Problem to solve: The records below must be transcribed exactly. Do not include the pictures.

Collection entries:
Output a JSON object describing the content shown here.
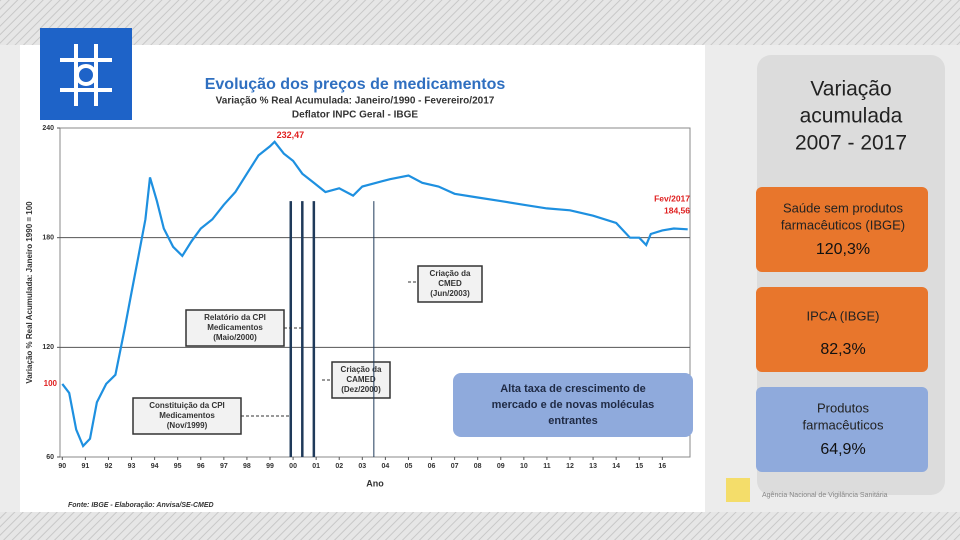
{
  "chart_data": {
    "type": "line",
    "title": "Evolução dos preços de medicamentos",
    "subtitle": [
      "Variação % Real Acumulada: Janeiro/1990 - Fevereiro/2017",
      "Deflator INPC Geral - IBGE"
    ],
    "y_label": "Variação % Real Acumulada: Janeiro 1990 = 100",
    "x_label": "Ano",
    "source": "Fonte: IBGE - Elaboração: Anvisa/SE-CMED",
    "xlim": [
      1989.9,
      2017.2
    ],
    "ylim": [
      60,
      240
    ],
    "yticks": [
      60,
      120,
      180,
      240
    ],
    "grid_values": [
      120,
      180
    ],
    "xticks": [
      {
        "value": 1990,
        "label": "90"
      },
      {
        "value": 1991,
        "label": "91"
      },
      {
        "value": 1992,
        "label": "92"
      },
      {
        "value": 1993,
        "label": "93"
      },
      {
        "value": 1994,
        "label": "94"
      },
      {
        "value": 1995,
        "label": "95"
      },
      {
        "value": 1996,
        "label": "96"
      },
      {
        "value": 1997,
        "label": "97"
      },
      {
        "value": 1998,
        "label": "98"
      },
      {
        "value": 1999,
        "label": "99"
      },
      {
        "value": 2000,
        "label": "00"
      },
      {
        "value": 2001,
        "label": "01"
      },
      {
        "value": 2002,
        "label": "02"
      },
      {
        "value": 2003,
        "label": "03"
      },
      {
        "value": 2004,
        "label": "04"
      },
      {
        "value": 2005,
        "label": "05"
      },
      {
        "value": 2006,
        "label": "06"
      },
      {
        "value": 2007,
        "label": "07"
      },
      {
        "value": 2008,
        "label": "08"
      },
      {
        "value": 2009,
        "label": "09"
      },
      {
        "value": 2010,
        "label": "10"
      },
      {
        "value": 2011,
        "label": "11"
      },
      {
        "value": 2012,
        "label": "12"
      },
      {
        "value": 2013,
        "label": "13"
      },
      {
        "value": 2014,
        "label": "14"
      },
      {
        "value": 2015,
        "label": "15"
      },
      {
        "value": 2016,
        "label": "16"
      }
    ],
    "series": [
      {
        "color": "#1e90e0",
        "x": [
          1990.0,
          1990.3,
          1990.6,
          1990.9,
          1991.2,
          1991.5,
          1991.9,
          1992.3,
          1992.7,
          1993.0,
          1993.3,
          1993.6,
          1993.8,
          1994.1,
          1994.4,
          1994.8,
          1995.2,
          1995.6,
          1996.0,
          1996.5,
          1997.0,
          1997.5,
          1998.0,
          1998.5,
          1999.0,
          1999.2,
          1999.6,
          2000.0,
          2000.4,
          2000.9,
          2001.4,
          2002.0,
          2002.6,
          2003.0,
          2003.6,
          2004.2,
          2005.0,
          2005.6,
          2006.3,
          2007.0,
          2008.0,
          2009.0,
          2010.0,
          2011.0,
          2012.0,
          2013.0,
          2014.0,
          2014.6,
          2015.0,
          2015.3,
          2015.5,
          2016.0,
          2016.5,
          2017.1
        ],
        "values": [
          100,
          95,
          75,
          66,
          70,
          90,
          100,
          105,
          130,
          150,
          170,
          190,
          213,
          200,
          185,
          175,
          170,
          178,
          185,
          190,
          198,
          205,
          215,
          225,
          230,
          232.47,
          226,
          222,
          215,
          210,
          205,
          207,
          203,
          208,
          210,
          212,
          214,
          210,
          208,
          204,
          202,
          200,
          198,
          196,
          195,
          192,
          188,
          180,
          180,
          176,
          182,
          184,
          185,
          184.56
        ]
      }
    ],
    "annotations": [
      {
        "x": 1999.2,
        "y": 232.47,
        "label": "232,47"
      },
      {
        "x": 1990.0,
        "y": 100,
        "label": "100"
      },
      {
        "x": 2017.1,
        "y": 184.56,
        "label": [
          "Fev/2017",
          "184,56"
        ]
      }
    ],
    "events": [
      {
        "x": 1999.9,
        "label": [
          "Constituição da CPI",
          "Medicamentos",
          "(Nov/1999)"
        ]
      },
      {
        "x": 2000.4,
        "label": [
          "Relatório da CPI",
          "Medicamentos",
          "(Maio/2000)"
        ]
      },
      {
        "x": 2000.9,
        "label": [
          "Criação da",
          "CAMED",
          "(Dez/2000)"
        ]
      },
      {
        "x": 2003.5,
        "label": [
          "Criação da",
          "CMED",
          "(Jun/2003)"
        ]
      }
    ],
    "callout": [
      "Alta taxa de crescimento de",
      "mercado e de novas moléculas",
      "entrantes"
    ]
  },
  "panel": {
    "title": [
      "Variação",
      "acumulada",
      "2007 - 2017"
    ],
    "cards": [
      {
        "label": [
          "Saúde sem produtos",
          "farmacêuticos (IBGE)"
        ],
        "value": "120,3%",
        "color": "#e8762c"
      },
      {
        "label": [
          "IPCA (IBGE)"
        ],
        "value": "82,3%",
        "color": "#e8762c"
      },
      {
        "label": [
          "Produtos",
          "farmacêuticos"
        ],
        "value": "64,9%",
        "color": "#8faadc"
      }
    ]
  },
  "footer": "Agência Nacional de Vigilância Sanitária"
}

Output of the task:
Output a JSON object describing the content shown here.
{
  "chart_data": {
    "type": "line",
    "title": "Evolução dos preços de medicamentos",
    "subtitle": [
      "Variação % Real Acumulada: Janeiro/1990 - Fevereiro/2017",
      "Deflator INPC Geral - IBGE"
    ],
    "y_label": "Variação % Real Acumulada: Janeiro 1990 = 100",
    "x_label": "Ano",
    "source": "Fonte: IBGE - Elaboração: Anvisa/SE-CMED",
    "xlim": [
      1989.9,
      2017.2
    ],
    "ylim": [
      60,
      240
    ],
    "yticks": [
      60,
      120,
      180,
      240
    ],
    "grid_values": [
      120,
      180
    ],
    "xticks": [
      {
        "value": 1990,
        "label": "90"
      },
      {
        "value": 1991,
        "label": "91"
      },
      {
        "value": 1992,
        "label": "92"
      },
      {
        "value": 1993,
        "label": "93"
      },
      {
        "value": 1994,
        "label": "94"
      },
      {
        "value": 1995,
        "label": "95"
      },
      {
        "value": 1996,
        "label": "96"
      },
      {
        "value": 1997,
        "label": "97"
      },
      {
        "value": 1998,
        "label": "98"
      },
      {
        "value": 1999,
        "label": "99"
      },
      {
        "value": 2000,
        "label": "00"
      },
      {
        "value": 2001,
        "label": "01"
      },
      {
        "value": 2002,
        "label": "02"
      },
      {
        "value": 2003,
        "label": "03"
      },
      {
        "value": 2004,
        "label": "04"
      },
      {
        "value": 2005,
        "label": "05"
      },
      {
        "value": 2006,
        "label": "06"
      },
      {
        "value": 2007,
        "label": "07"
      },
      {
        "value": 2008,
        "label": "08"
      },
      {
        "value": 2009,
        "label": "09"
      },
      {
        "value": 2010,
        "label": "10"
      },
      {
        "value": 2011,
        "label": "11"
      },
      {
        "value": 2012,
        "label": "12"
      },
      {
        "value": 2013,
        "label": "13"
      },
      {
        "value": 2014,
        "label": "14"
      },
      {
        "value": 2015,
        "label": "15"
      },
      {
        "value": 2016,
        "label": "16"
      }
    ],
    "series": [
      {
        "color": "#1e90e0",
        "x": [
          1990.0,
          1990.3,
          1990.6,
          1990.9,
          1991.2,
          1991.5,
          1991.9,
          1992.3,
          1992.7,
          1993.0,
          1993.3,
          1993.6,
          1993.8,
          1994.1,
          1994.4,
          1994.8,
          1995.2,
          1995.6,
          1996.0,
          1996.5,
          1997.0,
          1997.5,
          1998.0,
          1998.5,
          1999.0,
          1999.2,
          1999.6,
          2000.0,
          2000.4,
          2000.9,
          2001.4,
          2002.0,
          2002.6,
          2003.0,
          2003.6,
          2004.2,
          2005.0,
          2005.6,
          2006.3,
          2007.0,
          2008.0,
          2009.0,
          2010.0,
          2011.0,
          2012.0,
          2013.0,
          2014.0,
          2014.6,
          2015.0,
          2015.3,
          2015.5,
          2016.0,
          2016.5,
          2017.1
        ],
        "values": [
          100,
          95,
          75,
          66,
          70,
          90,
          100,
          105,
          130,
          150,
          170,
          190,
          213,
          200,
          185,
          175,
          170,
          178,
          185,
          190,
          198,
          205,
          215,
          225,
          230,
          232.47,
          226,
          222,
          215,
          210,
          205,
          207,
          203,
          208,
          210,
          212,
          214,
          210,
          208,
          204,
          202,
          200,
          198,
          196,
          195,
          192,
          188,
          180,
          180,
          176,
          182,
          184,
          185,
          184.56
        ]
      }
    ],
    "annotations": [
      {
        "x": 1999.2,
        "y": 232.47,
        "label": "232,47"
      },
      {
        "x": 1990.0,
        "y": 100,
        "label": "100"
      },
      {
        "x": 2017.1,
        "y": 184.56,
        "label": [
          "Fev/2017",
          "184,56"
        ]
      }
    ],
    "events": [
      {
        "x": 1999.9,
        "label": [
          "Constituição da CPI",
          "Medicamentos",
          "(Nov/1999)"
        ]
      },
      {
        "x": 2000.4,
        "label": [
          "Relatório da CPI",
          "Medicamentos",
          "(Maio/2000)"
        ]
      },
      {
        "x": 2000.9,
        "label": [
          "Criação da",
          "CAMED",
          "(Dez/2000)"
        ]
      },
      {
        "x": 2003.5,
        "label": [
          "Criação da",
          "CMED",
          "(Jun/2003)"
        ]
      }
    ],
    "callout": [
      "Alta taxa de crescimento de",
      "mercado e de novas moléculas",
      "entrantes"
    ]
  },
  "panel": {
    "title": [
      "Variação",
      "acumulada",
      "2007 - 2017"
    ],
    "cards": [
      {
        "label": [
          "Saúde sem produtos",
          "farmacêuticos (IBGE)"
        ],
        "value": "120,3%",
        "color": "#e8762c"
      },
      {
        "label": [
          "IPCA (IBGE)"
        ],
        "value": "82,3%",
        "color": "#e8762c"
      },
      {
        "label": [
          "Produtos",
          "farmacêuticos"
        ],
        "value": "64,9%",
        "color": "#8faadc"
      }
    ]
  },
  "footer": "Agência Nacional de Vigilância Sanitária"
}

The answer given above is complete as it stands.